- **Challenge**: Using the data below, repeat all of it precisely.
..........
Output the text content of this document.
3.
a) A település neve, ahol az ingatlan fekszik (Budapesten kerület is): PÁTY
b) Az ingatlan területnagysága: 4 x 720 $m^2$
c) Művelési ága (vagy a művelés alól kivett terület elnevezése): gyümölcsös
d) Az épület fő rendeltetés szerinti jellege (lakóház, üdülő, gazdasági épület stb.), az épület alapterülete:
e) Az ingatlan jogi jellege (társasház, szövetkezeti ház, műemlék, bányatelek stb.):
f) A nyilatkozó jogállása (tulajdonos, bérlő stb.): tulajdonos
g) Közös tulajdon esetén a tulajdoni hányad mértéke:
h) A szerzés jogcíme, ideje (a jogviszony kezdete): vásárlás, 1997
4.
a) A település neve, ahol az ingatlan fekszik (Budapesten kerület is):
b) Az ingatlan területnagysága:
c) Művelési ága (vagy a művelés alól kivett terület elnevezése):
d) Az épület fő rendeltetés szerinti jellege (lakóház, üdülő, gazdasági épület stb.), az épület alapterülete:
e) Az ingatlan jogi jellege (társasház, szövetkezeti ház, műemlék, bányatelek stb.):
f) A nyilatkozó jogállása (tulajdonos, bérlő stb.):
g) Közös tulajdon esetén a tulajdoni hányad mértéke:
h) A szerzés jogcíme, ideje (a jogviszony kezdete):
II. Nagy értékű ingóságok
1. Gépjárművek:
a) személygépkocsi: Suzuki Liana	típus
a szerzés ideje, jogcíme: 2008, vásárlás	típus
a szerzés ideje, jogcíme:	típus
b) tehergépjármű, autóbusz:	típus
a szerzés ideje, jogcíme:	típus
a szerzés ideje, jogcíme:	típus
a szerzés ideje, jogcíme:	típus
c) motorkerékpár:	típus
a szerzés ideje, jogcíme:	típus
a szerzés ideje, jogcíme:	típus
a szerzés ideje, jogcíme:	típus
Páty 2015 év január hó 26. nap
..........
- **Exercise output**:
Output the text content of this document.
3.
a) A település neve, ahol az ingatlan fekszik (Budapesten kerület is): PÁTY
b) Az ingatlan területnagysága: 4 x 720 $m^2$
c) Művelési ága (vagy a művelés alól kivett terület elnevezése): gyümölcsös
d) Az épület fő rendeltetés szerinti jellege (lakóház, üdülő, gazdasági épület stb.), az épület alapterülete:
e) Az ingatlan jogi jellege (társasház, szövetkezeti ház, műemlék, bányatelek stb.):
f) A nyilatkozó jogállása (tulajdonos, bérlő stb.): tulajdonos
g) Közös tulajdon esetén a tulajdoni hányad mértéke:
h) A szerzés jogcíme, ideje (a jogviszony kezdete): vásárlás, 1997
4.
a) A település neve, ahol az ingatlan fekszik (Budapesten kerület is):
b) Az ingatlan területnagysága:
c) Művelési ága (vagy a művelés alól kivett terület elnevezése):
d) Az épület fő rendeltetés szerinti jellege (lakóház, üdülő, gazdasági épület stb.), az épület alapterülete:
e) Az ingatlan jogi jellege (társasház, szövetkezeti ház, műemlék, bányatelek stb.):
f) A nyilatkozó jogállása (tulajdonos, bérlő stb.):
g) Közös tulajdon esetén a tulajdoni hányad mértéke:
h) A szerzés jogcíme, ideje (a jogviszony kezdete):
II. Nagy értékű ingóságok
1. Gépjárművek:
a) személygépkocsi: Suzuki Liana	típus
a szerzés ideje, jogcíme: 2008, vásárlás	típus
a szerzés ideje, jogcíme:	típus
b) tehergépjármű, autóbusz:	típus
a szerzés ideje, jogcíme:	típus
a szerzés ideje, jogcíme:	típus
a szerzés ideje, jogcíme:	típus
c) motorkerékpár:	típus
a szerzés ideje, jogcíme:	típus
a szerzés ideje, jogcíme:	típus
a szerzés ideje, jogcíme:	típus
Páty 2015 év január hó 26. nap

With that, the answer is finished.